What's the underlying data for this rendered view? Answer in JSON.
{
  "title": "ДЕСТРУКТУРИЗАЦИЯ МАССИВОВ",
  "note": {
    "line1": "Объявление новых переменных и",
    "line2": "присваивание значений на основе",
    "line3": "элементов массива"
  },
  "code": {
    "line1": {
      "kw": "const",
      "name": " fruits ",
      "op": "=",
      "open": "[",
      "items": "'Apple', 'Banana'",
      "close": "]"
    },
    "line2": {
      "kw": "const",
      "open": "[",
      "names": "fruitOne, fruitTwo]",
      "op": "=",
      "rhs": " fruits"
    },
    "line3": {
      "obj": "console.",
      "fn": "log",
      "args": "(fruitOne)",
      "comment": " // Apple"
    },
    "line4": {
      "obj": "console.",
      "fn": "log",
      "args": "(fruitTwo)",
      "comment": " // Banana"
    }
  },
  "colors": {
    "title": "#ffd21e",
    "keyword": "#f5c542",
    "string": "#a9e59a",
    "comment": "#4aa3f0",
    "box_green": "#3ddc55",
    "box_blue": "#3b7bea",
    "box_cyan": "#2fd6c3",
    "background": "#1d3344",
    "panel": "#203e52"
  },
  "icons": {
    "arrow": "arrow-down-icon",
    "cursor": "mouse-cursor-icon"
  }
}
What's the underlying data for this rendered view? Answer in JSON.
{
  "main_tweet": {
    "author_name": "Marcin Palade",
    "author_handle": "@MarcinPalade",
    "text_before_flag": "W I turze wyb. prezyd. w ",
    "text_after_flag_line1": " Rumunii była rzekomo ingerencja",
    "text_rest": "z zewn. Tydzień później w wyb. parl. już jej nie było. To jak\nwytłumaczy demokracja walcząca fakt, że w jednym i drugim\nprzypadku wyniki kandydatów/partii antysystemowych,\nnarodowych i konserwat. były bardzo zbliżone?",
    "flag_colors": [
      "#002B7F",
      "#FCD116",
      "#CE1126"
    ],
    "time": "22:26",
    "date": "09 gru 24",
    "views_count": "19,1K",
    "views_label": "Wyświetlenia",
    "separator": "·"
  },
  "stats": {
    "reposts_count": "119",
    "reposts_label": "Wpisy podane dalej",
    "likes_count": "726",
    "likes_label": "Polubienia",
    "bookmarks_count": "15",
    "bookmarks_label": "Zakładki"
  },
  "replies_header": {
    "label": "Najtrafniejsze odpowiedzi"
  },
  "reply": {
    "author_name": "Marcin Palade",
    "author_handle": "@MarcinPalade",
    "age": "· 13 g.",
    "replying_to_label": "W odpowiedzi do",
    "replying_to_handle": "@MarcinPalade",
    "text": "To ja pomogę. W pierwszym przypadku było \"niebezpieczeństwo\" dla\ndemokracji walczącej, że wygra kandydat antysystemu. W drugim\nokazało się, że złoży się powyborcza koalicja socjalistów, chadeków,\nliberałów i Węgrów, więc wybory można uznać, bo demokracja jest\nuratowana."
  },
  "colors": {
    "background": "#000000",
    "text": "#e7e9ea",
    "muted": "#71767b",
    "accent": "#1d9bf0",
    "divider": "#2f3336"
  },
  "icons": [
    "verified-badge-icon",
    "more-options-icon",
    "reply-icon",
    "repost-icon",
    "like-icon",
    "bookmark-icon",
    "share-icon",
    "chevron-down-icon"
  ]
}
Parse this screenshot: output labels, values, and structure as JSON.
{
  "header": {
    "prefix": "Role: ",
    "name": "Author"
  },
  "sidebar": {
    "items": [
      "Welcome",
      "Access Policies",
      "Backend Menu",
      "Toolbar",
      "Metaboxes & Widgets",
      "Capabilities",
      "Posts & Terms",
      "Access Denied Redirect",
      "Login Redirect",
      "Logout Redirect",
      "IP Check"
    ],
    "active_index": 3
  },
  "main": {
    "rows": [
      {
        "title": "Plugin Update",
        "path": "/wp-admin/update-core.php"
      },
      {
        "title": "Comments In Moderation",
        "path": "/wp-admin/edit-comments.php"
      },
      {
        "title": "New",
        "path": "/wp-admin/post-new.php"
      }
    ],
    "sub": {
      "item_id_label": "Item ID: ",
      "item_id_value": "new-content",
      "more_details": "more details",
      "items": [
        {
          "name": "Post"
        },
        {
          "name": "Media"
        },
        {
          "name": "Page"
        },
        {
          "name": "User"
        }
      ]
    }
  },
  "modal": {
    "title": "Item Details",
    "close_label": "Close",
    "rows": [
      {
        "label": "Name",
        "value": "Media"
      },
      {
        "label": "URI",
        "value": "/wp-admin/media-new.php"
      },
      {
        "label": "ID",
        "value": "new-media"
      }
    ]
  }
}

━━━

(What you have to do) Would you restate each of the entries word for word?

(Answer to this problem)
What's the underlying data for this rendered view? Answer in JSON.
{
  "title": "ДЕСТРУКТУРИЗАЦИЯ МАССИВОВ",
  "note": {
    "line1": "Объявление новых переменных и",
    "line2": "присваивание значений на основе",
    "line3": "элементов массива"
  },
  "code": {
    "line1": {
      "kw": "const",
      "name": " fruits ",
      "op": "=",
      "open": "[",
      "items": "'Apple', 'Banana'",
      "close": "]"
    },
    "line2": {
      "kw": "const",
      "open": "[",
      "names": "fruitOne, fruitTwo]",
      "op": "=",
      "rhs": " fruits"
    },
    "line3": {
      "obj": "console.",
      "fn": "log",
      "args": "(fruitOne)",
      "comment": " // Apple"
    },
    "line4": {
      "obj": "console.",
      "fn": "log",
      "args": "(fruitTwo)",
      "comment": " // Banana"
    }
  },
  "colors": {
    "title": "#ffd21e",
    "keyword": "#f5c542",
    "string": "#a9e59a",
    "comment": "#4aa3f0",
    "box_green": "#3ddc55",
    "box_blue": "#3b7bea",
    "box_cyan": "#2fd6c3",
    "background": "#1d3344",
    "panel": "#203e52"
  },
  "icons": {
    "arrow": "arrow-down-icon",
    "cursor": "mouse-cursor-icon"
  }
}
What's the underlying data for this rendered view? Answer in JSON.
{
  "main_tweet": {
    "author_name": "Marcin Palade",
    "author_handle": "@MarcinPalade",
    "text_before_flag": "W I turze wyb. prezyd. w ",
    "text_after_flag_line1": " Rumunii była rzekomo ingerencja",
    "text_rest": "z zewn. Tydzień później w wyb. parl. już jej nie było. To jak\nwytłumaczy demokracja walcząca fakt, że w jednym i drugim\nprzypadku wyniki kandydatów/partii antysystemowych,\nnarodowych i konserwat. były bardzo zbliżone?",
    "flag_colors": [
      "#002B7F",
      "#FCD116",
      "#CE1126"
    ],
    "time": "22:26",
    "date": "09 gru 24",
    "views_count": "19,1K",
    "views_label": "Wyświetlenia",
    "separator": "·"
  },
  "stats": {
    "reposts_count": "119",
    "reposts_label": "Wpisy podane dalej",
    "likes_count": "726",
    "likes_label": "Polubienia",
    "bookmarks_count": "15",
    "bookmarks_label": "Zakładki"
  },
  "replies_header": {
    "label": "Najtrafniejsze odpowiedzi"
  },
  "reply": {
    "author_name": "Marcin Palade",
    "author_handle": "@MarcinPalade",
    "age": "· 13 g.",
    "replying_to_label": "W odpowiedzi do",
    "replying_to_handle": "@MarcinPalade",
    "text": "To ja pomogę. W pierwszym przypadku było \"niebezpieczeństwo\" dla\ndemokracji walczącej, że wygra kandydat antysystemu. W drugim\nokazało się, że złoży się powyborcza koalicja socjalistów, chadeków,\nliberałów i Węgrów, więc wybory można uznać, bo demokracja jest\nuratowana."
  },
  "colors": {
    "background": "#000000",
    "text": "#e7e9ea",
    "muted": "#71767b",
    "accent": "#1d9bf0",
    "divider": "#2f3336"
  },
  "icons": [
    "verified-badge-icon",
    "more-options-icon",
    "reply-icon",
    "repost-icon",
    "like-icon",
    "bookmark-icon",
    "share-icon",
    "chevron-down-icon"
  ]
}
Parse this screenshot: output labels, values, and structure as JSON.
{
  "header": {
    "prefix": "Role: ",
    "name": "Author"
  },
  "sidebar": {
    "items": [
      "Welcome",
      "Access Policies",
      "Backend Menu",
      "Toolbar",
      "Metaboxes & Widgets",
      "Capabilities",
      "Posts & Terms",
      "Access Denied Redirect",
      "Login Redirect",
      "Logout Redirect",
      "IP Check"
    ],
    "active_index": 3
  },
  "main": {
    "rows": [
      {
        "title": "Plugin Update",
        "path": "/wp-admin/update-core.php"
      },
      {
        "title": "Comments In Moderation",
        "path": "/wp-admin/edit-comments.php"
      },
      {
        "title": "New",
        "path": "/wp-admin/post-new.php"
      }
    ],
    "sub": {
      "item_id_label": "Item ID: ",
      "item_id_value": "new-content",
      "more_details": "more details",
      "items": [
        {
          "name": "Post"
        },
        {
          "name": "Media"
        },
        {
          "name": "Page"
        },
        {
          "name": "User"
        }
      ]
    }
  },
  "modal": {
    "title": "Item Details",
    "close_label": "Close",
    "rows": [
      {
        "label": "Name",
        "value": "Media"
      },
      {
        "label": "URI",
        "value": "/wp-admin/media-new.php"
      },
      {
        "label": "ID",
        "value": "new-media"
      }
    ]
  }
}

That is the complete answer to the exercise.